WORK INSTRUCTIONS: For the material that follows, list every line containing the word "有人认为小说最后一段有画蛇添足之嫌".

EXCERPTED RECORDS:
+++++

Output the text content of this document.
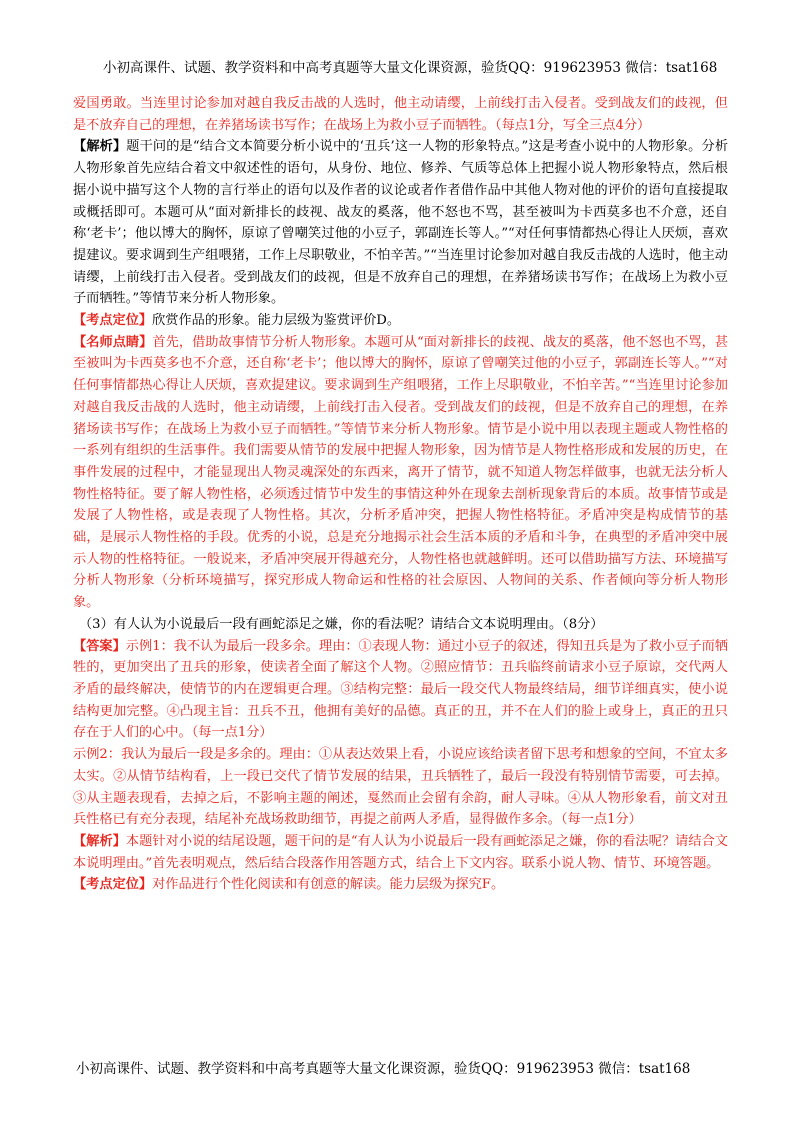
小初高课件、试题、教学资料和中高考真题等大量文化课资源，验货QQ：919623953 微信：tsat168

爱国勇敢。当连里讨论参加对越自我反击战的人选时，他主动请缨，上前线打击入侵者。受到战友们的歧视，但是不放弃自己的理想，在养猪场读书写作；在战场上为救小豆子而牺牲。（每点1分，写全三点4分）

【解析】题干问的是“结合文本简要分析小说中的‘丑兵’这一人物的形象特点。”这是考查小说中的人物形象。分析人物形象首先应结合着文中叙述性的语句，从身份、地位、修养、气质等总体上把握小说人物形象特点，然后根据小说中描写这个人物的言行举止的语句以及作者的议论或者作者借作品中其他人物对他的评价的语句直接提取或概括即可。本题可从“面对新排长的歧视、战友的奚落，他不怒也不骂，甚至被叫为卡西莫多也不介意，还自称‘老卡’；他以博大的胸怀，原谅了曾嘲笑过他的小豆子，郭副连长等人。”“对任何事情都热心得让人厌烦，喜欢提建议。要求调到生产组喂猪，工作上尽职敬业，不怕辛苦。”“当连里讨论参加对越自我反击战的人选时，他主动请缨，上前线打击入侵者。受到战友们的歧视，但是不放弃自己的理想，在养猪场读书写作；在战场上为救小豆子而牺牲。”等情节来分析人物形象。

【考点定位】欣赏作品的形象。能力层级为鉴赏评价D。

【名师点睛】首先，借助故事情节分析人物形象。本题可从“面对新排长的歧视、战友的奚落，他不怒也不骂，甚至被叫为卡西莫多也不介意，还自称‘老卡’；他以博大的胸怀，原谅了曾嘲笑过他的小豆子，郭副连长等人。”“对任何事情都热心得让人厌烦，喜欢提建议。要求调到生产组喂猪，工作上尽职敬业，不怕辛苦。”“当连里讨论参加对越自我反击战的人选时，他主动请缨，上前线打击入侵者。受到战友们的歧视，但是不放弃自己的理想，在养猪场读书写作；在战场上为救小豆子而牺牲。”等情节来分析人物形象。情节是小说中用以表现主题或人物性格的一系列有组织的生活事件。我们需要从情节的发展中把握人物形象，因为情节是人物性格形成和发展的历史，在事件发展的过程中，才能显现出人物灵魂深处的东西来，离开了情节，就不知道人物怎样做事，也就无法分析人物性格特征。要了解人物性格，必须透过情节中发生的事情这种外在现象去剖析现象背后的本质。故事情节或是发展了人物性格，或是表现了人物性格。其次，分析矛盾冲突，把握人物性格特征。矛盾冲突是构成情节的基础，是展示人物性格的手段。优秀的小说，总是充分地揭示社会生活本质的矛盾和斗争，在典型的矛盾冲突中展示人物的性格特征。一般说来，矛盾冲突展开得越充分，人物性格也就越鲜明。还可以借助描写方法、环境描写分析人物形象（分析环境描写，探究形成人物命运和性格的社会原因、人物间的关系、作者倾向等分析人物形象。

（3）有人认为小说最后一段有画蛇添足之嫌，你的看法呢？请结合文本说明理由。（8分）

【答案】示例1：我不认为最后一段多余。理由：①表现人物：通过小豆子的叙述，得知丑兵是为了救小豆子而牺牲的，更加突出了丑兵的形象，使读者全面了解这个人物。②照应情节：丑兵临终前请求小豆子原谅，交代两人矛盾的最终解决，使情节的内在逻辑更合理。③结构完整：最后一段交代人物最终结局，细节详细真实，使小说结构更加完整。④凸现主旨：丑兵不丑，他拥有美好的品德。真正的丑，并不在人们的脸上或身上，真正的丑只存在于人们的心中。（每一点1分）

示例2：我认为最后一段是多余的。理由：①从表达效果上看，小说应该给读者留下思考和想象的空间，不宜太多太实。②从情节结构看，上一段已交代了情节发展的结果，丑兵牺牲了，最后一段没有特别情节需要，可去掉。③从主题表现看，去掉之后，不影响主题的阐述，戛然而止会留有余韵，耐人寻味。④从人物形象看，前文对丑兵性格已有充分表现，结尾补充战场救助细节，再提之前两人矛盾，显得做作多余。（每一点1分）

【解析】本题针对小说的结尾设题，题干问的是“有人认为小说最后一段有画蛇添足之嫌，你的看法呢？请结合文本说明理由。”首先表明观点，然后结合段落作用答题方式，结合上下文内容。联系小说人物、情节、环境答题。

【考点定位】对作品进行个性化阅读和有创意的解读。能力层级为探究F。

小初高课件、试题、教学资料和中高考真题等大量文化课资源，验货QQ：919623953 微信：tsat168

+++++

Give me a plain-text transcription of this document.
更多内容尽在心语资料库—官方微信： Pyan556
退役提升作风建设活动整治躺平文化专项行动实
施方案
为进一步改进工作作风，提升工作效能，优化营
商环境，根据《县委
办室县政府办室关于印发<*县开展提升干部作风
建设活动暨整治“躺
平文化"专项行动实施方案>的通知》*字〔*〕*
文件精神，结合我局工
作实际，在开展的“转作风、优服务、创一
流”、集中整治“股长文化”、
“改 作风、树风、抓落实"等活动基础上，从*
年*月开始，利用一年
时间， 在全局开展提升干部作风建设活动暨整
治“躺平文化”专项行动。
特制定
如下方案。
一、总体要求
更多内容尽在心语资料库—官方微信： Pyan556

+++++

ANSWER TO THE PROBLEM:
（3）有人认为小说最后一段有画蛇添足之嫌，你的看法呢？请结合文本说明理由。（8分）
【解析】本题针对小说的结尾设题，题干问的是“有人认为小说最后一段有画蛇添足之嫌，你的看法呢？请结合文本说明理由。”首先表明观点，然后结合段落作用答题方式，结合上下文内容。联系小说人物、情节、环境答题。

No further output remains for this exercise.